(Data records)
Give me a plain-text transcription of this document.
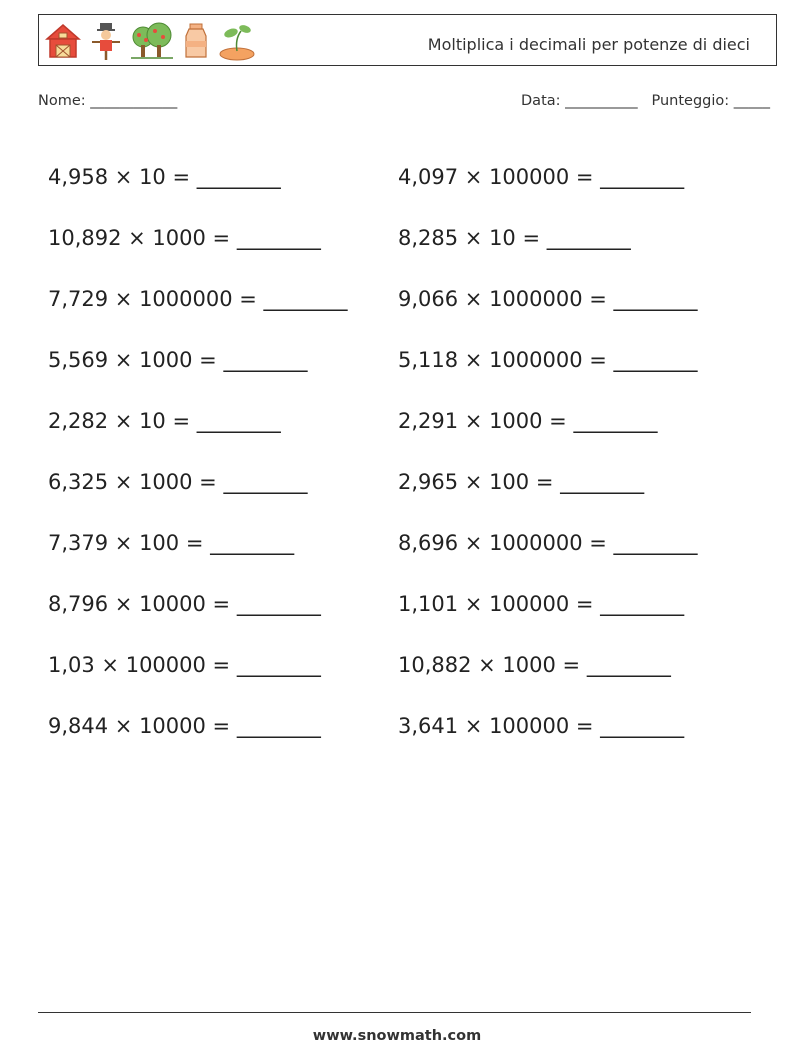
Moltiplica i decimali per potenze di dieci
Nome: ____________	Data: __________ Punteggio: _____
4,958 × 10 = ________	4,097 × 100000 = ________
10,892 × 1000 = ________	8,285 × 10 = ________
7,729 × 1000000 = ________	9,066 × 1000000 = ________
5,569 × 1000 = ________	5,118 × 1000000 = ________
2,282 × 10 = ________	2,291 × 1000 = ________
6,325 × 1000 = ________	2,965 × 100 = ________
7,379 × 100 = ________	8,696 × 1000000 = ________
8,796 × 10000 = ________	1,101 × 100000 = ________
1,03 × 100000 = ________	10,882 × 1000 = ________
9,844 × 10000 = ________	3,641 × 100000 = ________
www.snowmath.com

- WHAT THE EXERCISE ASKS: Write the full listing out again with every line unchanged, but include no pictures.

- RESULT FOR THIS EXERCISE:
Give me a plain-text transcription of this document.
Moltiplica i decimali per potenze di dieci
Nome: ____________	Data: __________ Punteggio: _____
4,958 × 10 = ________	4,097 × 100000 = ________
10,892 × 1000 = ________	8,285 × 10 = ________
7,729 × 1000000 = ________	9,066 × 1000000 = ________
5,569 × 1000 = ________	5,118 × 1000000 = ________
2,282 × 10 = ________	2,291 × 1000 = ________
6,325 × 1000 = ________	2,965 × 100 = ________
7,379 × 100 = ________	8,696 × 1000000 = ________
8,796 × 10000 = ________	1,101 × 100000 = ________
1,03 × 100000 = ________	10,882 × 1000 = ________
9,844 × 10000 = ________	3,641 × 100000 = ________
www.snowmath.com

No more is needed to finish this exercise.